== Exercise details ==
Note each line of the listing that contains the string "items", and copy it.

== Data provided ==
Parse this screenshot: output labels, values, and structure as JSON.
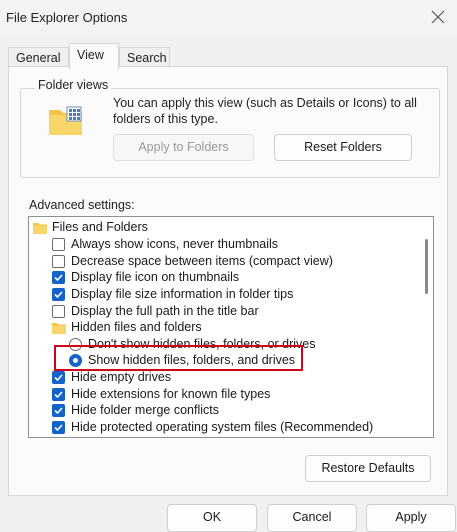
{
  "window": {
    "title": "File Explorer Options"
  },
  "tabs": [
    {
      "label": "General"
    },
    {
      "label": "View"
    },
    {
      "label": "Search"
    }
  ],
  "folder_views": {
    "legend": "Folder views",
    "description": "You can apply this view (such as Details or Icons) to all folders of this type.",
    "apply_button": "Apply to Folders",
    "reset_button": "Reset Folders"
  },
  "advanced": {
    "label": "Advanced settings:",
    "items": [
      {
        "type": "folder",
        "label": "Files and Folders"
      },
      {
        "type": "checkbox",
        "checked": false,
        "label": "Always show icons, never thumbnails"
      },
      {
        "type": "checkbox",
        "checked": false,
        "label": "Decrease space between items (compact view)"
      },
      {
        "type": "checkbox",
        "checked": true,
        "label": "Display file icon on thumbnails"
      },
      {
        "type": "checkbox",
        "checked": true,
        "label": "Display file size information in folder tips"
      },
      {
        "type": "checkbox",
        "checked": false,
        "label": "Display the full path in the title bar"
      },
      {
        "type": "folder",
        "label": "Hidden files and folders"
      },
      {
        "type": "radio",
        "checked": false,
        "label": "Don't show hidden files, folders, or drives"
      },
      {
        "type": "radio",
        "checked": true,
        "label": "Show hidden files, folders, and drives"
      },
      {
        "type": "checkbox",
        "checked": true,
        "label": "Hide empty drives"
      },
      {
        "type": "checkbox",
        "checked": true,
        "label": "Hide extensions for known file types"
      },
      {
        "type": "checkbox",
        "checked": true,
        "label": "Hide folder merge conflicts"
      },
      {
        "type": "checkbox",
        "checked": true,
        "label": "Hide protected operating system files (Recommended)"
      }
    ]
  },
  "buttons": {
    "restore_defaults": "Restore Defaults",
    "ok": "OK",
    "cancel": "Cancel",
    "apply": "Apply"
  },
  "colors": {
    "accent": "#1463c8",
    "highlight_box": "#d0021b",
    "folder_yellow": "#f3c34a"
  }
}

--

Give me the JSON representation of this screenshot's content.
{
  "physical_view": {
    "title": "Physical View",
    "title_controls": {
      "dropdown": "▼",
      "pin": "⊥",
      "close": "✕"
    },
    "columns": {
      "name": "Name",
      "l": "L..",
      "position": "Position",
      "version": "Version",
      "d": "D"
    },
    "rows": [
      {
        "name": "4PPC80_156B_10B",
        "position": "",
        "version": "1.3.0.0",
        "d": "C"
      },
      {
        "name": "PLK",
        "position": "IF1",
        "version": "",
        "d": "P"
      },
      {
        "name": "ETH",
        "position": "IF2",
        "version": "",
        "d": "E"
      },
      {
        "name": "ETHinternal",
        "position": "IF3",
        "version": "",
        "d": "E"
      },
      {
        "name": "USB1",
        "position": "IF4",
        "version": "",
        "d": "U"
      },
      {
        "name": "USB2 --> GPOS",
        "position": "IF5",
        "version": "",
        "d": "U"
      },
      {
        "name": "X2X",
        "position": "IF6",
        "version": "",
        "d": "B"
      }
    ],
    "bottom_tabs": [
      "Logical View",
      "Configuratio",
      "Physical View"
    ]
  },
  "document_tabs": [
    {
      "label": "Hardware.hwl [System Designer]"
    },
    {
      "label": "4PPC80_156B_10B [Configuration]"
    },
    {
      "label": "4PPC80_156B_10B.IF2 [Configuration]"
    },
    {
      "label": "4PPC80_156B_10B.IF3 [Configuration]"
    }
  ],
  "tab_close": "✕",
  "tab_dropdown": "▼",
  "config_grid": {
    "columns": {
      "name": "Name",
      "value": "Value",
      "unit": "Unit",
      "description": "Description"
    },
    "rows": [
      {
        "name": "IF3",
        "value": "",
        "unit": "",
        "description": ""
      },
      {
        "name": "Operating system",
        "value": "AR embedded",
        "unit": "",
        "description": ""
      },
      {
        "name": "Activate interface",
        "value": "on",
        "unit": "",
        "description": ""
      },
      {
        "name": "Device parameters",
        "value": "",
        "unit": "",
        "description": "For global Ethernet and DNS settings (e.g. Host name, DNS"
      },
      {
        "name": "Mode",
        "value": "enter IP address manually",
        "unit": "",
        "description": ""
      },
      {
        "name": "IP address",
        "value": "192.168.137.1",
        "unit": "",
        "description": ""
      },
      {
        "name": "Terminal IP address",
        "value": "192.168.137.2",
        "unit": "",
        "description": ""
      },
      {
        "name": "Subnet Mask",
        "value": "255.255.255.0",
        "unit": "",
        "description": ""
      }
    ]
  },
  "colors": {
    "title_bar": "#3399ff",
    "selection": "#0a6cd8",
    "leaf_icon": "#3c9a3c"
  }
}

== Task response ==
    "items": [
        "label": "Decrease space between items (compact view)"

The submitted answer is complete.